─── Material supplied ───

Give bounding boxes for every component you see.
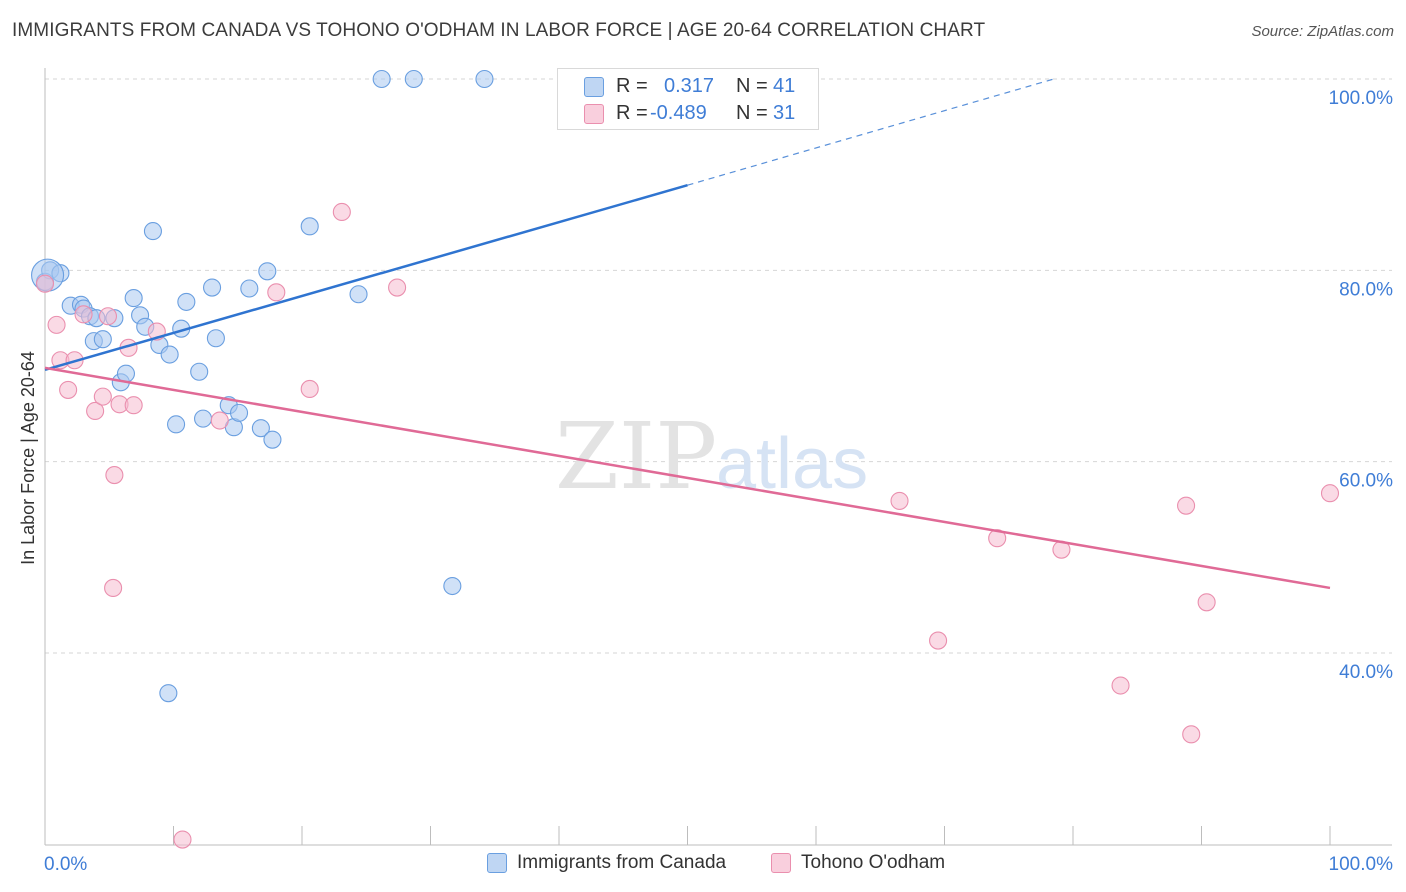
stats-r-value: -0.489 xyxy=(650,102,707,124)
tohono-point xyxy=(1197,593,1216,612)
canada-point xyxy=(443,576,462,596)
chart-source: Source: ZipAtlas.com xyxy=(1251,23,1394,40)
canada-point xyxy=(372,69,391,89)
canada-point xyxy=(229,403,249,422)
tohono-point xyxy=(210,411,229,430)
canada-trend-extension xyxy=(687,78,1054,186)
axis-layer xyxy=(44,68,1392,846)
canada-point xyxy=(240,279,259,298)
grid-layer xyxy=(45,78,1392,654)
canada-point xyxy=(206,329,225,348)
tohono-point xyxy=(105,466,124,485)
tohono-point xyxy=(93,387,112,406)
canada-point xyxy=(263,430,282,449)
canada-point xyxy=(190,362,209,381)
canada-point xyxy=(258,262,277,281)
x-tick-label: 100.0% xyxy=(1329,854,1394,875)
stats-n-label: N = xyxy=(736,75,768,97)
legend-item-canada[interactable]: Immigrants from Canada xyxy=(487,852,726,874)
tohono-point xyxy=(332,202,351,222)
tohono-point xyxy=(388,278,407,297)
canada-point xyxy=(160,345,179,364)
series-legend: Immigrants from Canada Tohono O'odham xyxy=(0,850,1406,878)
canada-point xyxy=(251,419,270,438)
tohono-point xyxy=(104,578,123,597)
y-axis-title: In Labor Force | Age 20-64 xyxy=(18,351,38,565)
canada-point xyxy=(194,409,213,428)
tohono-point xyxy=(35,274,55,293)
tohono-point xyxy=(47,315,66,334)
points-layer xyxy=(31,69,1340,849)
tohono-point xyxy=(1111,676,1130,695)
y-tick-label: 40.0% xyxy=(1339,662,1393,683)
label-layer: 100.0% 80.0% 60.0% 40.0% 0.0% 100.0% In Labor … xyxy=(18,88,1393,875)
canada-point xyxy=(475,69,494,89)
canada-point xyxy=(124,289,143,308)
tohono-point xyxy=(1182,725,1201,744)
legend-swatch-pink xyxy=(771,853,791,873)
tohono-point xyxy=(74,305,93,324)
x-tick-label: 0.0% xyxy=(44,854,87,875)
stats-swatch-pink xyxy=(584,104,604,124)
tohono-point xyxy=(890,491,909,510)
stats-r-value: 0.317 xyxy=(664,75,715,97)
tohono-point xyxy=(1320,484,1340,503)
canada-point xyxy=(159,684,178,703)
tohono-point xyxy=(173,830,192,849)
canada-point xyxy=(93,330,112,349)
canada-point xyxy=(167,415,186,434)
chart-title: IMMIGRANTS FROM CANADA VS TOHONO O'ODHAM… xyxy=(12,20,986,41)
stats-row-tohono: R = -0.489 N = 31 xyxy=(558,100,820,128)
y-tick-label: 100.0% xyxy=(1329,88,1394,109)
legend-swatch-blue xyxy=(487,853,507,873)
stats-n-value: 41 xyxy=(773,75,796,97)
legend-item-tohono[interactable]: Tohono O'odham xyxy=(771,852,945,874)
canada-point xyxy=(300,217,319,236)
stats-n-label: N = xyxy=(736,102,768,124)
trend-layer xyxy=(44,78,1331,590)
watermark: ZIP atlas xyxy=(555,403,868,510)
tohono-point xyxy=(267,283,286,302)
stats-swatch-blue xyxy=(584,77,604,97)
stats-r-label: R = xyxy=(616,75,648,97)
tohono-point xyxy=(86,401,105,421)
tohono-point xyxy=(98,307,118,326)
legend-label-tohono: Tohono O'odham xyxy=(801,852,946,873)
stats-row-canada: R = 0.317 N = 41 xyxy=(558,73,820,101)
canada-point xyxy=(203,278,222,297)
watermark-atlas: atlas xyxy=(716,424,868,504)
stats-legend: R = 0.317 N = 41 R = -0.489 N = 31 xyxy=(557,68,819,130)
canada-point xyxy=(177,292,196,311)
tohono-point xyxy=(929,631,948,650)
tohono-point xyxy=(300,379,319,399)
canada-trend-line xyxy=(44,183,688,372)
canada-point xyxy=(143,222,162,241)
watermark-zip: ZIP xyxy=(555,403,717,510)
stats-r-label: R = xyxy=(616,102,648,124)
tohono-point xyxy=(124,396,143,415)
y-tick-label: 80.0% xyxy=(1339,279,1393,300)
tohono-point xyxy=(1177,496,1196,515)
canada-point xyxy=(349,285,368,304)
tohono-trend-line xyxy=(44,366,1331,590)
tohono-point xyxy=(59,380,78,399)
stats-n-value: 31 xyxy=(773,102,796,124)
canada-point xyxy=(404,69,423,89)
legend-label-canada: Immigrants from Canada xyxy=(517,852,727,873)
y-tick-label: 60.0% xyxy=(1339,471,1393,492)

───

Exercise prompt: Rewrite the material with each "tohono-point" replaced by "tohono-marker", keep everything else as it is, and leave the pictures out.

Response to this task:
Give bounding boxes for every component you see.
stats-r-value: -0.489 xyxy=(650,102,707,124)
tohono-marker xyxy=(1197,593,1216,612)
canada-point xyxy=(443,576,462,596)
chart-source: Source: ZipAtlas.com xyxy=(1251,23,1394,40)
canada-point xyxy=(372,69,391,89)
canada-point xyxy=(229,403,249,422)
tohono-marker xyxy=(210,411,229,430)
canada-trend-extension xyxy=(687,78,1054,186)
axis-layer xyxy=(44,68,1392,846)
canada-point xyxy=(240,279,259,298)
grid-layer xyxy=(45,78,1392,654)
canada-point xyxy=(206,329,225,348)
tohono-marker xyxy=(105,466,124,485)
tohono-marker xyxy=(93,387,112,406)
canada-point xyxy=(263,430,282,449)
canada-point xyxy=(190,362,209,381)
canada-point xyxy=(258,262,277,281)
x-tick-label: 100.0% xyxy=(1329,854,1394,875)
stats-n-label: N = xyxy=(736,75,768,97)
legend-item-canada[interactable]: Immigrants from Canada xyxy=(487,852,726,874)
tohono-marker xyxy=(332,202,351,222)
tohono-marker xyxy=(388,278,407,297)
canada-point xyxy=(160,345,179,364)
series-legend: Immigrants from Canada Tohono O'odham xyxy=(0,850,1406,878)
canada-point xyxy=(251,419,270,438)
tohono-marker xyxy=(104,578,123,597)
y-axis-title: In Labor Force | Age 20-64 xyxy=(18,351,38,565)
canada-point xyxy=(194,409,213,428)
tohono-marker xyxy=(35,274,55,293)
tohono-marker xyxy=(47,315,66,334)
points-layer xyxy=(31,69,1340,849)
tohono-marker xyxy=(1111,676,1130,695)
y-tick-label: 40.0% xyxy=(1339,662,1393,683)
label-layer: 100.0% 80.0% 60.0% 40.0% 0.0% 100.0% In Labor … xyxy=(18,88,1393,875)
canada-point xyxy=(475,69,494,89)
canada-point xyxy=(124,289,143,308)
tohono-marker xyxy=(1182,725,1201,744)
legend-swatch-pink xyxy=(771,853,791,873)
tohono-marker xyxy=(74,305,93,324)
x-tick-label: 0.0% xyxy=(44,854,87,875)
stats-swatch-pink xyxy=(584,104,604,124)
tohono-marker xyxy=(890,491,909,510)
stats-r-value: 0.317 xyxy=(664,75,715,97)
tohono-marker xyxy=(1320,484,1340,503)
canada-point xyxy=(159,684,178,703)
tohono-marker xyxy=(173,830,192,849)
canada-point xyxy=(93,330,112,349)
canada-point xyxy=(167,415,186,434)
chart-title: IMMIGRANTS FROM CANADA VS TOHONO O'ODHAM… xyxy=(12,20,986,41)
stats-row-tohono: R = -0.489 N = 31 xyxy=(558,100,820,128)
y-tick-label: 100.0% xyxy=(1329,88,1394,109)
legend-swatch-blue xyxy=(487,853,507,873)
stats-n-value: 41 xyxy=(773,75,796,97)
legend-item-tohono[interactable]: Tohono O'odham xyxy=(771,852,945,874)
canada-point xyxy=(300,217,319,236)
stats-n-label: N = xyxy=(736,102,768,124)
trend-layer xyxy=(44,78,1331,590)
watermark: ZIP atlas xyxy=(555,403,868,510)
tohono-marker xyxy=(267,283,286,302)
stats-swatch-blue xyxy=(584,77,604,97)
stats-r-label: R = xyxy=(616,75,648,97)
tohono-marker xyxy=(86,401,105,421)
tohono-marker xyxy=(98,307,118,326)
legend-label-tohono: Tohono O'odham xyxy=(801,852,946,873)
stats-row-canada: R = 0.317 N = 41 xyxy=(558,73,820,101)
canada-point xyxy=(203,278,222,297)
watermark-atlas: atlas xyxy=(716,424,868,504)
stats-legend: R = 0.317 N = 41 R = -0.489 N = 31 xyxy=(557,68,819,130)
canada-point xyxy=(177,292,196,311)
tohono-marker xyxy=(929,631,948,650)
tohono-marker xyxy=(300,379,319,399)
canada-trend-line xyxy=(44,183,688,372)
canada-point xyxy=(143,222,162,241)
watermark-zip: ZIP xyxy=(555,403,717,510)
stats-r-label: R = xyxy=(616,102,648,124)
tohono-marker xyxy=(124,396,143,415)
y-tick-label: 80.0% xyxy=(1339,279,1393,300)
tohono-marker xyxy=(1177,496,1196,515)
canada-point xyxy=(349,285,368,304)
tohono-trend-line xyxy=(44,366,1331,590)
tohono-marker xyxy=(59,380,78,399)
stats-n-value: 31 xyxy=(773,102,796,124)
canada-point xyxy=(404,69,423,89)
legend-label-canada: Immigrants from Canada xyxy=(517,852,727,873)
y-tick-label: 60.0% xyxy=(1339,471,1393,492)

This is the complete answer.